» **The task**: Using the listing below, select the lines with the word "Instructions" and copy them.

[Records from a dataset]
***

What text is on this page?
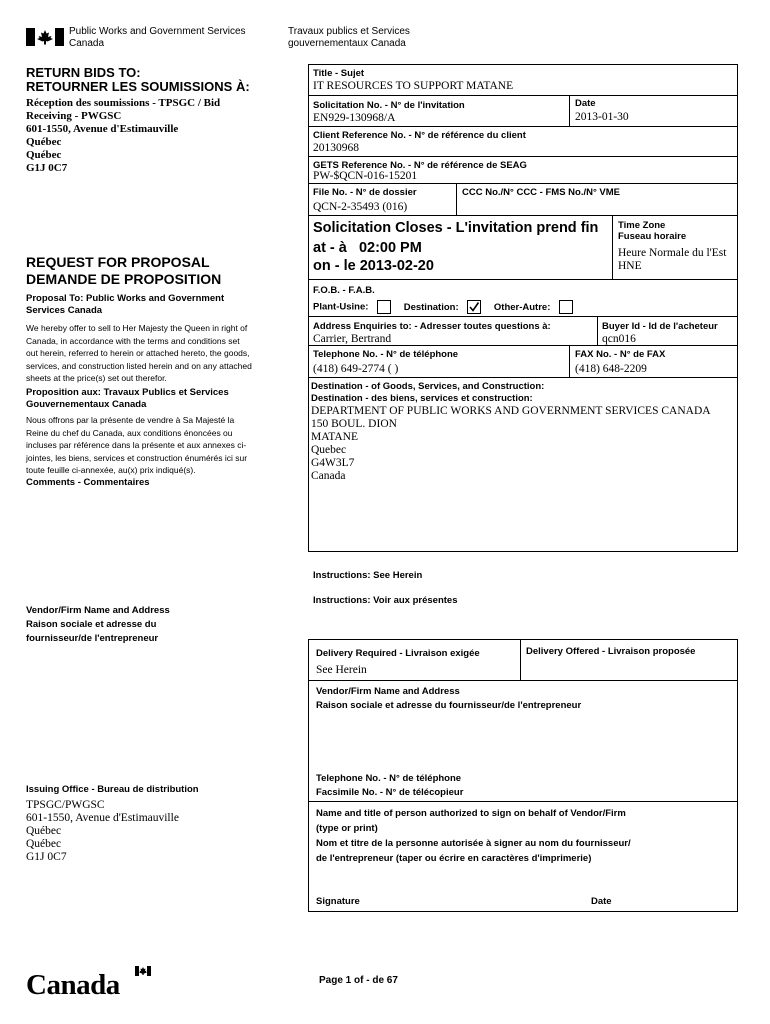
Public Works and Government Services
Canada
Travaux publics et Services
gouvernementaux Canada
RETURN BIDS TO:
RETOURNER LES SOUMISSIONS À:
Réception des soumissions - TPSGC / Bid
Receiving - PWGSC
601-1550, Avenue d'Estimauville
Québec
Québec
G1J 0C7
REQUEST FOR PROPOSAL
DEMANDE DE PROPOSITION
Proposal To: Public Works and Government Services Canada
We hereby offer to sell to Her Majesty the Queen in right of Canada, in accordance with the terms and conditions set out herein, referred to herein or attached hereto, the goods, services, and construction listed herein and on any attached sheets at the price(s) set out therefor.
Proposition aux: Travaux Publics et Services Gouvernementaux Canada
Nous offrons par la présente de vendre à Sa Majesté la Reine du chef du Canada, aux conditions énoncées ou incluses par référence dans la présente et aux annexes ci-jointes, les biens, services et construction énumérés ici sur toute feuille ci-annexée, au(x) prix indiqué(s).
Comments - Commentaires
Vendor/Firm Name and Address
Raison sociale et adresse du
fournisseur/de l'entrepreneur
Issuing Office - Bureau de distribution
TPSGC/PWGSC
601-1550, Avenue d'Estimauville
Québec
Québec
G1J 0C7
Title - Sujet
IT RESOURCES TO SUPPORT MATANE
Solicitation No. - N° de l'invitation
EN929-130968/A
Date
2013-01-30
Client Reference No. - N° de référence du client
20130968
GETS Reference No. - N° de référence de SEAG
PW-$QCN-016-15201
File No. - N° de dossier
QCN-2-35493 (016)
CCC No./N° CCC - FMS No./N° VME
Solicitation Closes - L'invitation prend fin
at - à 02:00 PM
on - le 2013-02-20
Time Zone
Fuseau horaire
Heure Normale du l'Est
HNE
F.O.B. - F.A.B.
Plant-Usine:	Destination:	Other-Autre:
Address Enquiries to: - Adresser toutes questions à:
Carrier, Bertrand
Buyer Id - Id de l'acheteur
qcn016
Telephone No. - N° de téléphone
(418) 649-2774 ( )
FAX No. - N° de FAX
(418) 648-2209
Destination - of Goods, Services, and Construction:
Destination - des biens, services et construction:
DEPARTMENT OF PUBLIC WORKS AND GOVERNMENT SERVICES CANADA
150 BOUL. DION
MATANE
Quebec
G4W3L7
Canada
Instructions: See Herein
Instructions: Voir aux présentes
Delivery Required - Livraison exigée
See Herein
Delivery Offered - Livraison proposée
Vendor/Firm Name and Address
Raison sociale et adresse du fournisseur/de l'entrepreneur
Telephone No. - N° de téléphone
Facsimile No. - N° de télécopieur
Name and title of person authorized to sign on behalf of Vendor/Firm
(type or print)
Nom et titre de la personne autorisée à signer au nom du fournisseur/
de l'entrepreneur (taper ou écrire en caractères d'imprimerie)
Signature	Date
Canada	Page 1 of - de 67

***

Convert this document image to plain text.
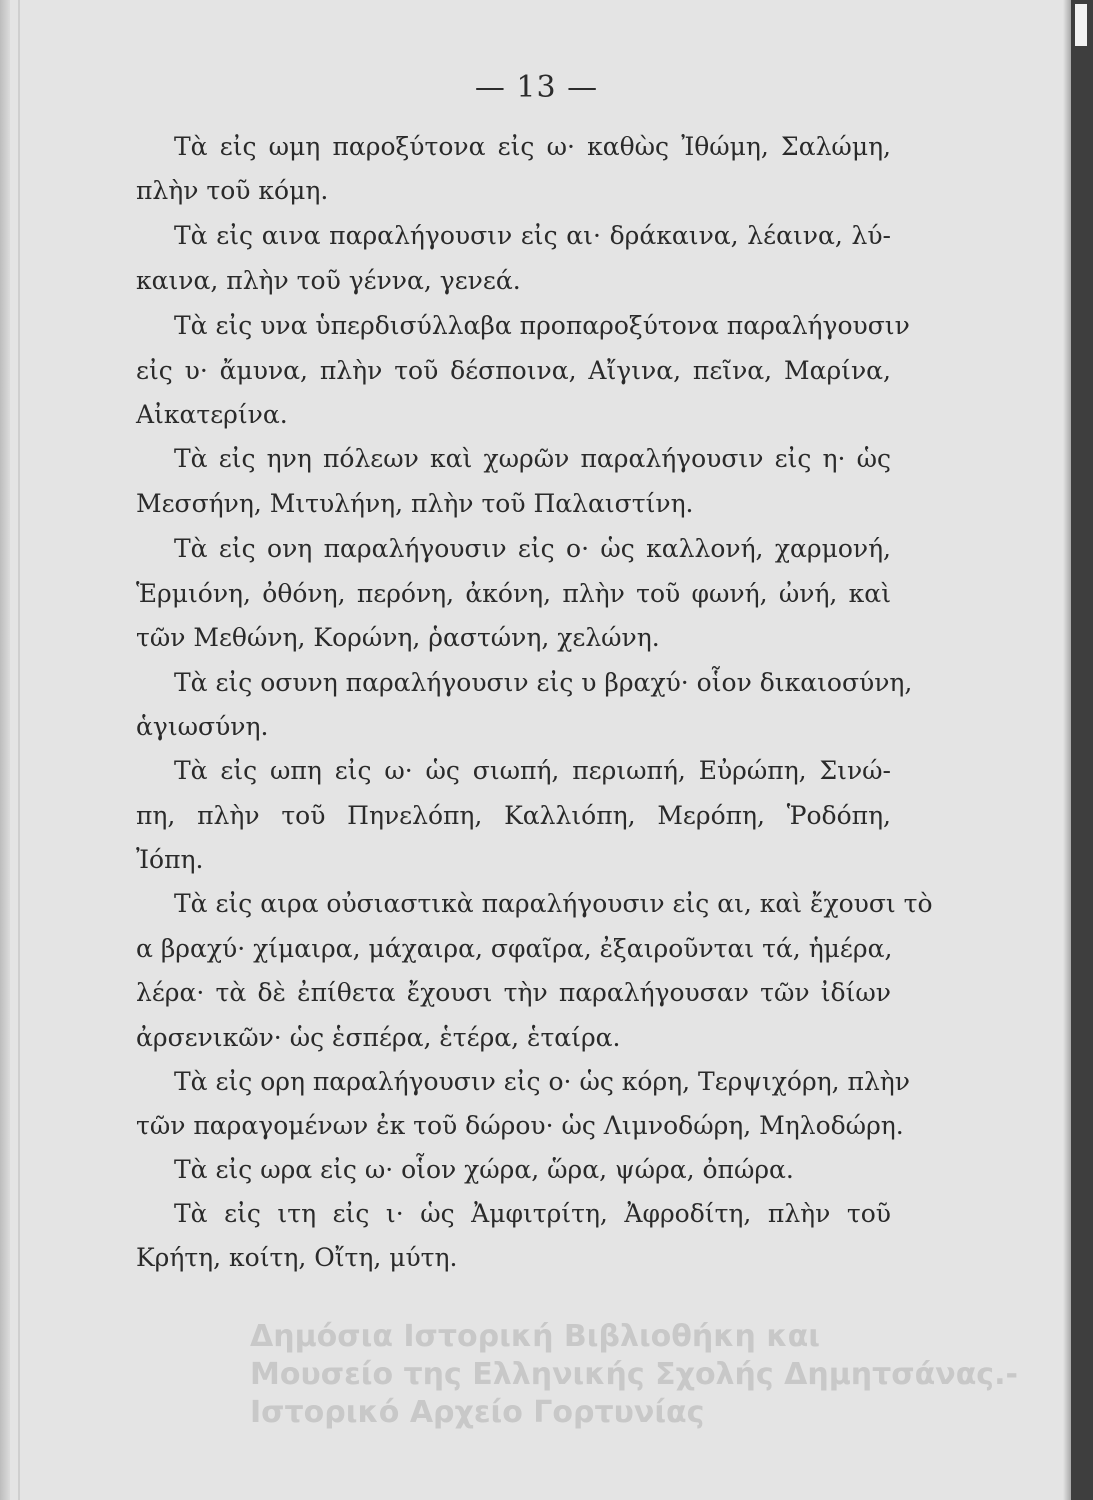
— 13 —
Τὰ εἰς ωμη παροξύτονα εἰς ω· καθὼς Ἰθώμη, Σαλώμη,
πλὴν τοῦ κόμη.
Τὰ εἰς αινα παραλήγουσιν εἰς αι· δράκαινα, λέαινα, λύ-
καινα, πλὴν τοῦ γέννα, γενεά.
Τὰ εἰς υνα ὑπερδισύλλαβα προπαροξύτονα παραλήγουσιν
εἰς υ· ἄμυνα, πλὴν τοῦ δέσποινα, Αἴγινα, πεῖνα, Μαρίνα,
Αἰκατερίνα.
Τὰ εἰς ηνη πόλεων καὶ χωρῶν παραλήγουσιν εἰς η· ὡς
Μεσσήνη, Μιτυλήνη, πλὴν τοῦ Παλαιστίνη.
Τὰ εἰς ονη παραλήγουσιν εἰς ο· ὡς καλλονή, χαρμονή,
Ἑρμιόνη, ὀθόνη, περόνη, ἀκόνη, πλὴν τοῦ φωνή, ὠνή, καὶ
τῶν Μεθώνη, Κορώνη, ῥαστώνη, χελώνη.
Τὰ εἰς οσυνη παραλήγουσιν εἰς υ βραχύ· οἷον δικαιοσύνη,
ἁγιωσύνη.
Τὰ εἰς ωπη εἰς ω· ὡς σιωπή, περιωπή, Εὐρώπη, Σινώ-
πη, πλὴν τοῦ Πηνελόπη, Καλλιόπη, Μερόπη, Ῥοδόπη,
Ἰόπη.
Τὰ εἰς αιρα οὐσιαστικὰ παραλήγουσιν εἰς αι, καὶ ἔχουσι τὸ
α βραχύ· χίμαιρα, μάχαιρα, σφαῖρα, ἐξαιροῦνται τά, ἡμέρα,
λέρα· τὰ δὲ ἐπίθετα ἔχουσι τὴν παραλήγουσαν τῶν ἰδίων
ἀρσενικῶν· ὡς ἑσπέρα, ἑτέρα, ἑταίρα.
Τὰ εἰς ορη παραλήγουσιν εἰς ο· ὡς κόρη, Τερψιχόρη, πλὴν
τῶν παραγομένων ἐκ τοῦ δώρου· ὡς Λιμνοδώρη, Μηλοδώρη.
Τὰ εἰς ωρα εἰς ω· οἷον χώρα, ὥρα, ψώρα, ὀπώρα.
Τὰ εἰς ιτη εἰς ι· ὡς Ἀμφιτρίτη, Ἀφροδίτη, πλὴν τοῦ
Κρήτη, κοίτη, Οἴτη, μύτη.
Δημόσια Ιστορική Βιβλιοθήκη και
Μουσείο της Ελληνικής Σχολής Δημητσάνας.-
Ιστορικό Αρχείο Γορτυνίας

***

» **Response to the exercise**:
Instructions: See Herein
Instructions: Voir aux présentes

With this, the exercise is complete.